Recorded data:
▼▼▼
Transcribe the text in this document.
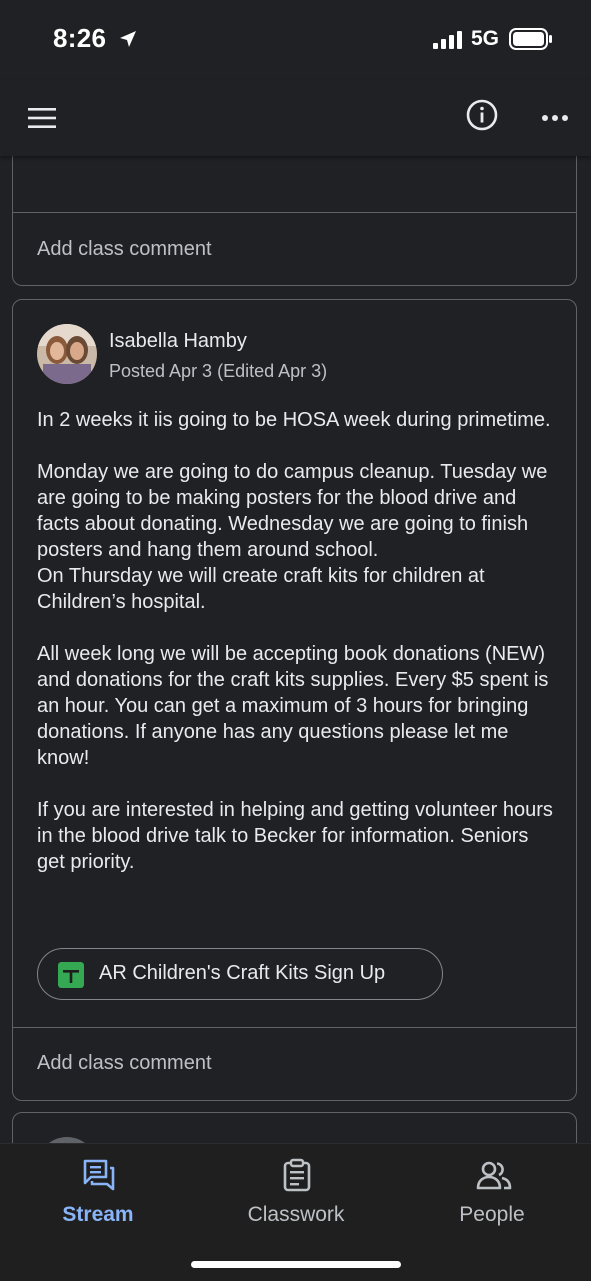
8:26	5G
Add class comment
Isabella Hamby
Posted Apr 3 (Edited Apr 3)

In 2 weeks it iis going to be HOSA week during primetime.

Monday we are going to do campus cleanup. Tuesday we are going to be making posters for the blood drive and facts about donating. Wednesday we are going to finish posters and hang them around school.

On Thursday we will create craft kits for children at Children’s hospital.

All week long we will be accepting book donations (NEW) and donations for the craft kits supplies. Every $5 spent is an hour. You can get a maximum of 3 hours for bringing donations. If anyone has any questions please let me know!

If you are interested in helping and getting volunteer hours in the blood drive talk to Becker for information. Seniors get priority.

AR Children's Craft Kits Sign Up
Add class comment
Stream	Classwork	People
▲▲▲
PROMPT: Look above for every line with the word "going" and copy it.

CORRECT ANSWER:
In 2 weeks it iis going to be HOSA week during primetime.
Monday we are going to do campus cleanup. Tuesday we are going to be making posters for the blood drive and facts about donating. Wednesday we are going to finish posters and hang them around school.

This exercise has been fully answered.